_Figure record listings_

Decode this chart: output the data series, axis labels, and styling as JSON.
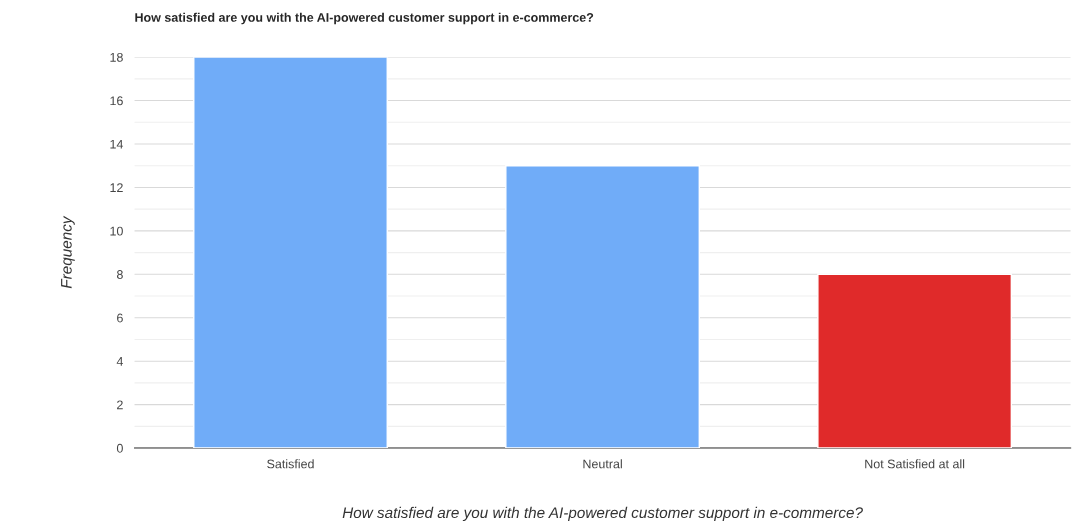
{
  "chart_data": {
    "type": "bar",
    "title": "How satisfied are you with the AI-powered customer support in e-commerce?",
    "xlabel": "How satisfied are you with the AI-powered customer support in e-commerce?",
    "ylabel": "Frequency",
    "categories": [
      "Satisfied",
      "Neutral",
      "Not Satisfied at all"
    ],
    "values": [
      18,
      13,
      8
    ],
    "colors": [
      "#70acf8",
      "#70acf8",
      "#e02a2a"
    ],
    "ylim": [
      0,
      18
    ],
    "yticks": [
      0,
      {
        "value": 1,
        "label": null
      },
      2,
      {
        "value": 3,
        "label": null
      },
      4,
      {
        "value": 5,
        "label": null
      },
      6,
      {
        "value": 7,
        "label": null
      },
      8,
      {
        "value": 9,
        "label": null
      },
      10,
      {
        "value": 11,
        "label": null
      },
      12,
      {
        "value": 13,
        "label": null
      },
      14,
      {
        "value": 15,
        "label": null
      },
      16,
      {
        "value": 17,
        "label": null
      },
      18
    ],
    "grid": "y"
  }
}
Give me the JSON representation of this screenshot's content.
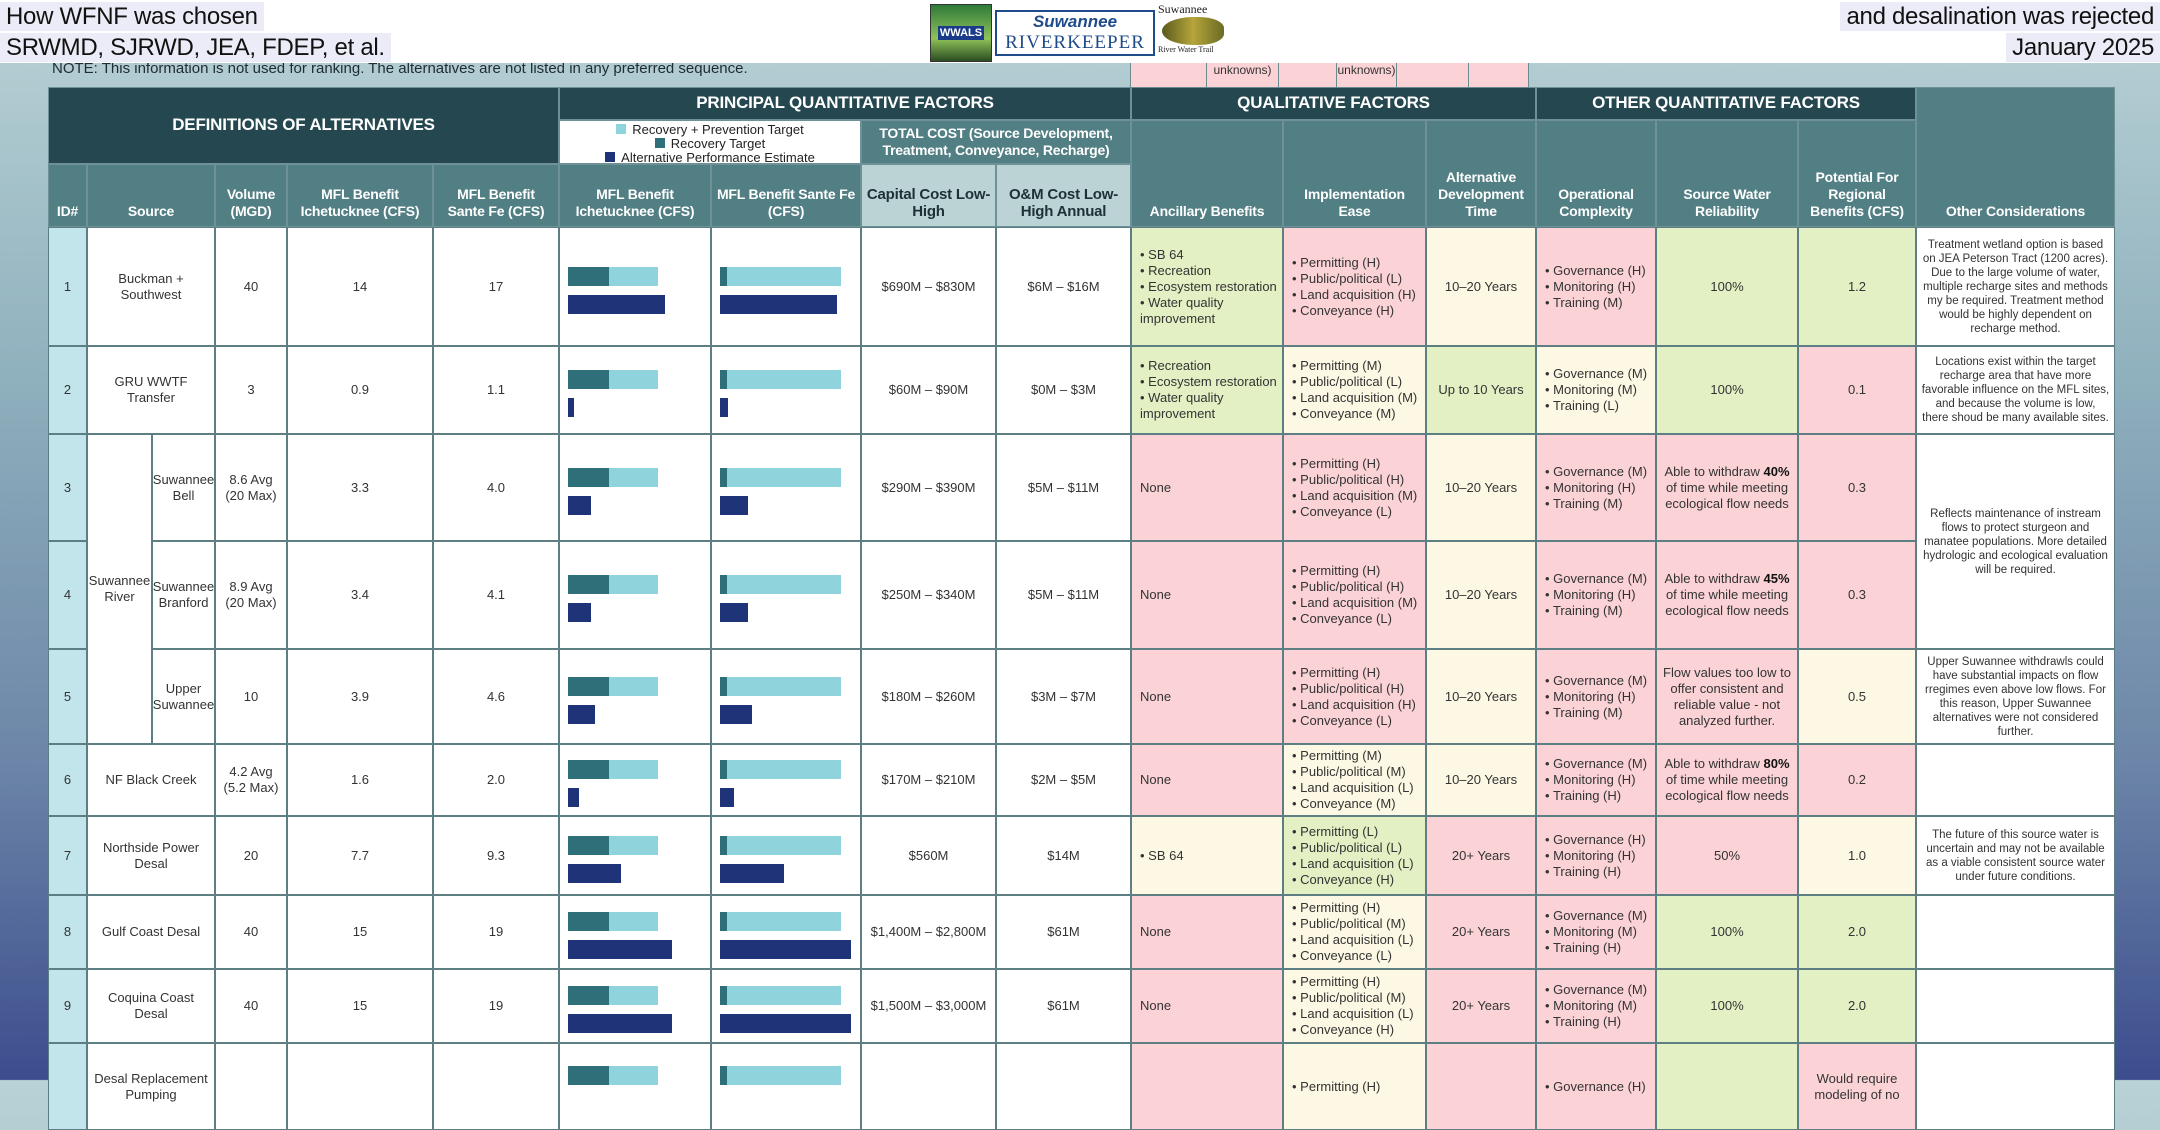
{
  "slide": {
    "title_left_1": "How WFNF was chosen",
    "title_left_2": "SRWMD, SJRWD, JEA, FDEP, et al.",
    "title_right_1": "and desalination was rejected",
    "title_right_2": "January 2025"
  },
  "logos": {
    "wwals": "WWALS",
    "riverkeeper_1": "Suwannee",
    "riverkeeper_2": "RIVERKEEPER",
    "trail_1": "Suwannee",
    "trail_2": "River Water Trail"
  },
  "note": "NOTE: This information is not used for ranking. The alternatives are not listed in any preferred sequence.",
  "background_fragment": [
    "unknowns)",
    "unknowns)"
  ],
  "headers": {
    "definitions": "DEFINITIONS OF ALTERNATIVES",
    "principal": "PRINCIPAL QUANTITATIVE FACTORS",
    "qualitative": "QUALITATIVE FACTORS",
    "other_quant": "OTHER QUANTITATIVE FACTORS",
    "legend": [
      "Recovery + Prevention Target",
      "Recovery Target",
      "Alternative Performance Estimate"
    ],
    "total_cost": "TOTAL COST (Source Development, Treatment, Conveyance, Recharge)",
    "columns": [
      "ID#",
      "Source",
      "Volume (MGD)",
      "MFL Benefit Ichetucknee (CFS)",
      "MFL Benefit Sante Fe (CFS)",
      "MFL Benefit Ichetucknee (CFS)",
      "MFL Benefit Sante Fe (CFS)",
      "Capital Cost Low-High",
      "O&M Cost Low-High Annual",
      "Ancillary Benefits",
      "Implementation Ease",
      "Alternative Development Time",
      "Operational Complexity",
      "Source Water Reliability",
      "Potential For Regional Benefits (CFS)",
      "Other Considerations"
    ]
  },
  "colors": {
    "recovery_prevention": "#8fd3dd",
    "recovery": "#2f6f7a",
    "performance": "#1f3478",
    "favorable": "#e3f0c4",
    "moderate": "#fdf8e4",
    "unfavorable": "#fbd3d6"
  },
  "source_group": "Suwannee River",
  "rows": [
    {
      "id": "1",
      "source": "Buckman + Southwest",
      "volume": "40",
      "mfl_ich": "14",
      "mfl_sf": "17",
      "capital": "$690M – $830M",
      "om": "$6M – $16M",
      "ancillary": [
        "SB 64",
        "Recreation",
        "Ecosystem restoration",
        "Water quality improvement"
      ],
      "implementation": [
        "Permitting (H)",
        "Public/political (L)",
        "Land acquisition (H)",
        "Conveyance (H)"
      ],
      "dev_time": "10–20 Years",
      "operational": [
        "Governance (H)",
        "Monitoring (H)",
        "Training (M)"
      ],
      "reliability": [
        "100%"
      ],
      "potential": "1.2",
      "other": "Treatment wetland option is based on JEA Peterson Tract (1200 acres). Due to the large volume of water, multiple recharge sites and methods my be required. Treatment method would be highly dependent on recharge method.",
      "shade": [
        "green",
        "pink",
        "cream",
        "pink",
        "green",
        "green"
      ]
    },
    {
      "id": "2",
      "source": "GRU WWTF Transfer",
      "volume": "3",
      "mfl_ich": "0.9",
      "mfl_sf": "1.1",
      "capital": "$60M – $90M",
      "om": "$0M – $3M",
      "ancillary": [
        "Recreation",
        "Ecosystem restoration",
        "Water quality improvement"
      ],
      "implementation": [
        "Permitting (M)",
        "Public/political (L)",
        "Land acquisition (M)",
        "Conveyance (M)"
      ],
      "dev_time": "Up to 10 Years",
      "operational": [
        "Governance (M)",
        "Monitoring (M)",
        "Training (L)"
      ],
      "reliability": [
        "100%"
      ],
      "potential": "0.1",
      "other": "Locations exist within the target recharge area that have more favorable influence on the MFL sites, and because the volume is low, there shoud be many available sites.",
      "shade": [
        "green",
        "cream",
        "green",
        "cream",
        "green",
        "pink"
      ]
    },
    {
      "id": "3",
      "source": "Suwannee Bell",
      "volume": "8.6 Avg (20 Max)",
      "mfl_ich": "3.3",
      "mfl_sf": "4.0",
      "capital": "$290M – $390M",
      "om": "$5M – $11M",
      "ancillary_text": "None",
      "implementation": [
        "Permitting (H)",
        "Public/political (H)",
        "Land acquisition (M)",
        "Conveyance (L)"
      ],
      "dev_time": "10–20 Years",
      "operational": [
        "Governance (M)",
        "Monitoring (H)",
        "Training (M)"
      ],
      "reliability": [
        "Able to withdraw ",
        "40%",
        " of time while meeting ecological flow needs"
      ],
      "potential": "0.3",
      "other": "Reflects maintenance of instream flows to protect sturgeon and manatee populations. More detailed hydrologic and ecological evaluation will be required.",
      "shade": [
        "pink",
        "pink",
        "cream",
        "pink",
        "pink",
        "pink"
      ]
    },
    {
      "id": "4",
      "source": "Suwannee Branford",
      "volume": "8.9 Avg (20 Max)",
      "mfl_ich": "3.4",
      "mfl_sf": "4.1",
      "capital": "$250M – $340M",
      "om": "$5M – $11M",
      "ancillary_text": "None",
      "implementation": [
        "Permitting (H)",
        "Public/political (H)",
        "Land acquisition (M)",
        "Conveyance (L)"
      ],
      "dev_time": "10–20 Years",
      "operational": [
        "Governance (M)",
        "Monitoring (H)",
        "Training (M)"
      ],
      "reliability": [
        "Able to withdraw ",
        "45%",
        " of time while meeting ecological flow needs"
      ],
      "potential": "0.3",
      "shade": [
        "pink",
        "pink",
        "cream",
        "pink",
        "pink",
        "pink"
      ]
    },
    {
      "id": "5",
      "source": "Upper Suwannee",
      "volume": "10",
      "mfl_ich": "3.9",
      "mfl_sf": "4.6",
      "capital": "$180M – $260M",
      "om": "$3M – $7M",
      "ancillary_text": "None",
      "implementation": [
        "Permitting (H)",
        "Public/political (H)",
        "Land acquisition (H)",
        "Conveyance (L)"
      ],
      "dev_time": "10–20 Years",
      "operational": [
        "Governance (M)",
        "Monitoring (H)",
        "Training (M)"
      ],
      "reliability": [
        "Flow values too low to offer consistent and reliable value - not analyzed further."
      ],
      "potential": "0.5",
      "other": "Upper Suwannee withdrawls could have substantial impacts on flow rregimes even above low flows.  For this reason, Upper Suwannee alternatives were not considered further.",
      "shade": [
        "pink",
        "pink",
        "cream",
        "pink",
        "pink",
        "cream"
      ]
    },
    {
      "id": "6",
      "source": "NF Black Creek",
      "volume": "4.2 Avg (5.2 Max)",
      "mfl_ich": "1.6",
      "mfl_sf": "2.0",
      "capital": "$170M – $210M",
      "om": "$2M – $5M",
      "ancillary_text": "None",
      "implementation": [
        "Permitting (M)",
        "Public/political (M)",
        "Land acquisition (L)",
        "Conveyance (M)"
      ],
      "dev_time": "10–20 Years",
      "operational": [
        "Governance (M)",
        "Monitoring (H)",
        "Training (H)"
      ],
      "reliability": [
        "Able to withdraw ",
        "80%",
        " of time while meeting ecological flow needs"
      ],
      "potential": "0.2",
      "other": "",
      "shade": [
        "pink",
        "cream",
        "cream",
        "pink",
        "pink",
        "pink"
      ]
    },
    {
      "id": "7",
      "source": "Northside Power Desal",
      "volume": "20",
      "mfl_ich": "7.7",
      "mfl_sf": "9.3",
      "capital": "$560M",
      "om": "$14M",
      "ancillary": [
        "SB 64"
      ],
      "implementation": [
        "Permitting (L)",
        "Public/political (L)",
        "Land acquisition (L)",
        "Conveyance (H)"
      ],
      "dev_time": "20+ Years",
      "operational": [
        "Governance (H)",
        "Monitoring (H)",
        "Training (H)"
      ],
      "reliability": [
        "50%"
      ],
      "potential": "1.0",
      "other": "The future of this source water is uncertain and may not be available as a viable consistent source water under future conditions.",
      "shade": [
        "cream",
        "green",
        "pink",
        "pink",
        "pink",
        "cream"
      ]
    },
    {
      "id": "8",
      "source": "Gulf Coast Desal",
      "volume": "40",
      "mfl_ich": "15",
      "mfl_sf": "19",
      "capital": "$1,400M – $2,800M",
      "om": "$61M",
      "ancillary_text": "None",
      "implementation": [
        "Permitting (H)",
        "Public/political (M)",
        "Land acquisition (L)",
        "Conveyance (L)"
      ],
      "dev_time": "20+ Years",
      "operational": [
        "Governance (M)",
        "Monitoring (M)",
        "Training (H)"
      ],
      "reliability": [
        "100%"
      ],
      "potential": "2.0",
      "other": "",
      "shade": [
        "pink",
        "cream",
        "pink",
        "pink",
        "green",
        "green"
      ]
    },
    {
      "id": "9",
      "source": "Coquina Coast Desal",
      "volume": "40",
      "mfl_ich": "15",
      "mfl_sf": "19",
      "capital": "$1,500M – $3,000M",
      "om": "$61M",
      "ancillary_text": "None",
      "implementation": [
        "Permitting (H)",
        "Public/political (M)",
        "Land acquisition (L)",
        "Conveyance (H)"
      ],
      "dev_time": "20+ Years",
      "operational": [
        "Governance (M)",
        "Monitoring (M)",
        "Training (H)"
      ],
      "reliability": [
        "100%"
      ],
      "potential": "2.0",
      "other": "",
      "shade": [
        "pink",
        "cream",
        "pink",
        "pink",
        "green",
        "green"
      ]
    },
    {
      "id": "",
      "source": "Desal Replacement Pumping",
      "volume": "",
      "mfl_ich": "",
      "mfl_sf": "",
      "capital": "",
      "om": "",
      "ancillary_text": "",
      "implementation": [
        "Permitting (H)"
      ],
      "dev_time": "",
      "operational": [
        "Governance (H)"
      ],
      "reliability": [
        ""
      ],
      "potential": "Would require modeling of no",
      "other": "",
      "shade": [
        "pink",
        "cream",
        "pink",
        "pink",
        "green",
        "pink"
      ]
    }
  ],
  "chart_data": {
    "type": "bar",
    "title": "",
    "legend": [
      "Recovery + Prevention Target",
      "Recovery Target",
      "Alternative Performance Estimate"
    ],
    "panels": [
      {
        "label": "MFL Benefit Ichetucknee (CFS)",
        "recovery_prevention_target": 13,
        "recovery_target": 6,
        "performance": [
          14,
          0.9,
          3.3,
          3.4,
          3.9,
          1.6,
          7.7,
          15,
          15
        ]
      },
      {
        "label": "MFL Benefit Sante Fe (CFS)",
        "recovery_prevention_target": 17.5,
        "recovery_target": 1,
        "performance": [
          17,
          1.1,
          4.0,
          4.1,
          4.6,
          2.0,
          9.3,
          19,
          19
        ]
      }
    ]
  }
}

_SET EXERCISE_
Reproduce each line from the records that contains the word "Upper".

_SOLUTION TO THIS EXERCISE_
      "source": "Upper Suwannee",
      "other": "Upper Suwannee withdrawls could have substantial impacts on flow rregimes even above low flows.  For this reason, Upper Suwannee alternatives were not considered further.",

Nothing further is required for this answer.